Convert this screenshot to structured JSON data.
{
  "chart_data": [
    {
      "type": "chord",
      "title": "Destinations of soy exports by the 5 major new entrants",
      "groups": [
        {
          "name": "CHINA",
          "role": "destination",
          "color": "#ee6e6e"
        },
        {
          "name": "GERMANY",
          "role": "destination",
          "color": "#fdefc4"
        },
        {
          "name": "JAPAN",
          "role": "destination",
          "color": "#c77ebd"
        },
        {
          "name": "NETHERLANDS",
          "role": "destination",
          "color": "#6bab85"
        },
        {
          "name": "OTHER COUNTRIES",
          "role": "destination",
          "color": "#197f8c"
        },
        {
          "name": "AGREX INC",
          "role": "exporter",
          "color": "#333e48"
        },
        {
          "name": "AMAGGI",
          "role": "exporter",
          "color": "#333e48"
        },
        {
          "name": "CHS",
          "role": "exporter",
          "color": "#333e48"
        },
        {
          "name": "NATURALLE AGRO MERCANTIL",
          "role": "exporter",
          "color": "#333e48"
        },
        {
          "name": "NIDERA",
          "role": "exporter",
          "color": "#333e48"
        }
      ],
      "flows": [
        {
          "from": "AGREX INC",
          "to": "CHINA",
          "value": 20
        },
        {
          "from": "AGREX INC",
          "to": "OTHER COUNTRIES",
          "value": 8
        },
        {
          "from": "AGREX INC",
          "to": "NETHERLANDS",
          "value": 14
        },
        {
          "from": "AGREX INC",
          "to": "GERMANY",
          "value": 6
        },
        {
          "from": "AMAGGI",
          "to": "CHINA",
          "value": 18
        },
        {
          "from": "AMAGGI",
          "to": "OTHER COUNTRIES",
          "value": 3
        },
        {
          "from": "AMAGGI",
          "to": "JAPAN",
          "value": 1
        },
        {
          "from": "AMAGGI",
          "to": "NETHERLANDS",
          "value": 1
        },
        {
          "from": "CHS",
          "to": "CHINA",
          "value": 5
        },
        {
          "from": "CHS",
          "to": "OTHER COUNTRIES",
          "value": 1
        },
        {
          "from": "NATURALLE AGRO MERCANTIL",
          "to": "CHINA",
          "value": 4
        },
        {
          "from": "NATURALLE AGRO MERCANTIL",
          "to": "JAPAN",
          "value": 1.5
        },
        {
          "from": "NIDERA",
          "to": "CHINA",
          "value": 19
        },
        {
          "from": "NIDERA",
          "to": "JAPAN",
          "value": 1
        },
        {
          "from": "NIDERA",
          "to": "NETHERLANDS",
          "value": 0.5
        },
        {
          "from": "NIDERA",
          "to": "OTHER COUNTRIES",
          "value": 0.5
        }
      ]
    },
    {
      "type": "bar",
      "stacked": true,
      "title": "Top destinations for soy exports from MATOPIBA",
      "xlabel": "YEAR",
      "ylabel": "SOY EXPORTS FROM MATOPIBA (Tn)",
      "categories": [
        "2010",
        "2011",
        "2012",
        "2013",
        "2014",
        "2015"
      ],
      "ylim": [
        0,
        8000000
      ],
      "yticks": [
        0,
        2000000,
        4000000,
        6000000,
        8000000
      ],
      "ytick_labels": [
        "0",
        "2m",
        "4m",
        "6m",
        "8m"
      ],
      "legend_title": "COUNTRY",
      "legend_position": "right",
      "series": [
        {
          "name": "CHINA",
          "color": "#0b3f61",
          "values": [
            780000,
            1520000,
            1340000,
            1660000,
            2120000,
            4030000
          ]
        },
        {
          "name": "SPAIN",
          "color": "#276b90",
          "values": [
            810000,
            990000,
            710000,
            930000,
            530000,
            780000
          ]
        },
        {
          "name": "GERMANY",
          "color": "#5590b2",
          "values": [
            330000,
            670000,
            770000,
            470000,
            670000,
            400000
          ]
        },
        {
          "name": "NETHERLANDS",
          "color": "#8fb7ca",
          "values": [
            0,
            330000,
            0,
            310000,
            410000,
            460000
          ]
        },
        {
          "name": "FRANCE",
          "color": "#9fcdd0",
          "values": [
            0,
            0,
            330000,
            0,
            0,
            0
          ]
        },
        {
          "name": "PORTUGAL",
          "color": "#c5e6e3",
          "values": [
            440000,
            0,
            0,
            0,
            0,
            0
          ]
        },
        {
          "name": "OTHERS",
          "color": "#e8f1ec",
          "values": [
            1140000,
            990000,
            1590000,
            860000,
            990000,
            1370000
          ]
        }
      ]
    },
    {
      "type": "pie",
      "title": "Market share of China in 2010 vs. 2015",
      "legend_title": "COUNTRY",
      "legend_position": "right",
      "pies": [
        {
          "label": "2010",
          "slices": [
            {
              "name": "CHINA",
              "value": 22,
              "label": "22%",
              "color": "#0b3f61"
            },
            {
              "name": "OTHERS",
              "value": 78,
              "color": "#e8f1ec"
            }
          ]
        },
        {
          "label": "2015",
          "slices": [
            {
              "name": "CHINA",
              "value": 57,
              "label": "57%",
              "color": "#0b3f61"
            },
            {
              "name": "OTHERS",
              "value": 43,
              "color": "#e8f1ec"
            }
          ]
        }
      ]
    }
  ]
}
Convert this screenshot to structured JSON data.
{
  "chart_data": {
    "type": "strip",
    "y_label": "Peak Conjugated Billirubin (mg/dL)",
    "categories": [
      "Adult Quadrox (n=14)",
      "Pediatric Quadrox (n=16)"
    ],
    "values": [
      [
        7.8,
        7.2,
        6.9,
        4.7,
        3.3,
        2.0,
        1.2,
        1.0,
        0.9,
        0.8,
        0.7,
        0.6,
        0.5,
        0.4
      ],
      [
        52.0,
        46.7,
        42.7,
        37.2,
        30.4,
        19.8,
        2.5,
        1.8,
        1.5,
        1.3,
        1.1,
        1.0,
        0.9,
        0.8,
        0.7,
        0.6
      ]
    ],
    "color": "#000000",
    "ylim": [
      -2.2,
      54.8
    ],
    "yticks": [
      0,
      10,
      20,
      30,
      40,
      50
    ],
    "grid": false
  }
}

+++

Description of the task: Copy the material above back out, exactly as written.

Reply to the task:
Convert this screenshot to structured JSON data.
{
  "chart_data": [
    {
      "type": "chord",
      "title": "Destinations of soy exports by the 5 major new entrants",
      "groups": [
        {
          "name": "CHINA",
          "role": "destination",
          "color": "#ee6e6e"
        },
        {
          "name": "GERMANY",
          "role": "destination",
          "color": "#fdefc4"
        },
        {
          "name": "JAPAN",
          "role": "destination",
          "color": "#c77ebd"
        },
        {
          "name": "NETHERLANDS",
          "role": "destination",
          "color": "#6bab85"
        },
        {
          "name": "OTHER COUNTRIES",
          "role": "destination",
          "color": "#197f8c"
        },
        {
          "name": "AGREX INC",
          "role": "exporter",
          "color": "#333e48"
        },
        {
          "name": "AMAGGI",
          "role": "exporter",
          "color": "#333e48"
        },
        {
          "name": "CHS",
          "role": "exporter",
          "color": "#333e48"
        },
        {
          "name": "NATURALLE AGRO MERCANTIL",
          "role": "exporter",
          "color": "#333e48"
        },
        {
          "name": "NIDERA",
          "role": "exporter",
          "color": "#333e48"
        }
      ],
      "flows": [
        {
          "from": "AGREX INC",
          "to": "CHINA",
          "value": 20
        },
        {
          "from": "AGREX INC",
          "to": "OTHER COUNTRIES",
          "value": 8
        },
        {
          "from": "AGREX INC",
          "to": "NETHERLANDS",
          "value": 14
        },
        {
          "from": "AGREX INC",
          "to": "GERMANY",
          "value": 6
        },
        {
          "from": "AMAGGI",
          "to": "CHINA",
          "value": 18
        },
        {
          "from": "AMAGGI",
          "to": "OTHER COUNTRIES",
          "value": 3
        },
        {
          "from": "AMAGGI",
          "to": "JAPAN",
          "value": 1
        },
        {
          "from": "AMAGGI",
          "to": "NETHERLANDS",
          "value": 1
        },
        {
          "from": "CHS",
          "to": "CHINA",
          "value": 5
        },
        {
          "from": "CHS",
          "to": "OTHER COUNTRIES",
          "value": 1
        },
        {
          "from": "NATURALLE AGRO MERCANTIL",
          "to": "CHINA",
          "value": 4
        },
        {
          "from": "NATURALLE AGRO MERCANTIL",
          "to": "JAPAN",
          "value": 1.5
        },
        {
          "from": "NIDERA",
          "to": "CHINA",
          "value": 19
        },
        {
          "from": "NIDERA",
          "to": "JAPAN",
          "value": 1
        },
        {
          "from": "NIDERA",
          "to": "NETHERLANDS",
          "value": 0.5
        },
        {
          "from": "NIDERA",
          "to": "OTHER COUNTRIES",
          "value": 0.5
        }
      ]
    },
    {
      "type": "bar",
      "stacked": true,
      "title": "Top destinations for soy exports from MATOPIBA",
      "xlabel": "YEAR",
      "ylabel": "SOY EXPORTS FROM MATOPIBA (Tn)",
      "categories": [
        "2010",
        "2011",
        "2012",
        "2013",
        "2014",
        "2015"
      ],
      "ylim": [
        0,
        8000000
      ],
      "yticks": [
        0,
        2000000,
        4000000,
        6000000,
        8000000
      ],
      "ytick_labels": [
        "0",
        "2m",
        "4m",
        "6m",
        "8m"
      ],
      "legend_title": "COUNTRY",
      "legend_position": "right",
      "series": [
        {
          "name": "CHINA",
          "color": "#0b3f61",
          "values": [
            780000,
            1520000,
            1340000,
            1660000,
            2120000,
            4030000
          ]
        },
        {
          "name": "SPAIN",
          "color": "#276b90",
          "values": [
            810000,
            990000,
            710000,
            930000,
            530000,
            780000
          ]
        },
        {
          "name": "GERMANY",
          "color": "#5590b2",
          "values": [
            330000,
            670000,
            770000,
            470000,
            670000,
            400000
          ]
        },
        {
          "name": "NETHERLANDS",
          "color": "#8fb7ca",
          "values": [
            0,
            330000,
            0,
            310000,
            410000,
            460000
          ]
        },
        {
          "name": "FRANCE",
          "color": "#9fcdd0",
          "values": [
            0,
            0,
            330000,
            0,
            0,
            0
          ]
        },
        {
          "name": "PORTUGAL",
          "color": "#c5e6e3",
          "values": [
            440000,
            0,
            0,
            0,
            0,
            0
          ]
        },
        {
          "name": "OTHERS",
          "color": "#e8f1ec",
          "values": [
            1140000,
            990000,
            1590000,
            860000,
            990000,
            1370000
          ]
        }
      ]
    },
    {
      "type": "pie",
      "title": "Market share of China in 2010 vs. 2015",
      "legend_title": "COUNTRY",
      "legend_position": "right",
      "pies": [
        {
          "label": "2010",
          "slices": [
            {
              "name": "CHINA",
              "value": 22,
              "label": "22%",
              "color": "#0b3f61"
            },
            {
              "name": "OTHERS",
              "value": 78,
              "color": "#e8f1ec"
            }
          ]
        },
        {
          "label": "2015",
          "slices": [
            {
              "name": "CHINA",
              "value": 57,
              "label": "57%",
              "color": "#0b3f61"
            },
            {
              "name": "OTHERS",
              "value": 43,
              "color": "#e8f1ec"
            }
          ]
        }
      ]
    }
  ]
}
Convert this screenshot to structured JSON data.
{
  "chart_data": {
    "type": "strip",
    "y_label": "Peak Conjugated Billirubin (mg/dL)",
    "categories": [
      "Adult Quadrox (n=14)",
      "Pediatric Quadrox (n=16)"
    ],
    "values": [
      [
        7.8,
        7.2,
        6.9,
        4.7,
        3.3,
        2.0,
        1.2,
        1.0,
        0.9,
        0.8,
        0.7,
        0.6,
        0.5,
        0.4
      ],
      [
        52.0,
        46.7,
        42.7,
        37.2,
        30.4,
        19.8,
        2.5,
        1.8,
        1.5,
        1.3,
        1.1,
        1.0,
        0.9,
        0.8,
        0.7,
        0.6
      ]
    ],
    "color": "#000000",
    "ylim": [
      -2.2,
      54.8
    ],
    "yticks": [
      0,
      10,
      20,
      30,
      40,
      50
    ],
    "grid": false
  }
}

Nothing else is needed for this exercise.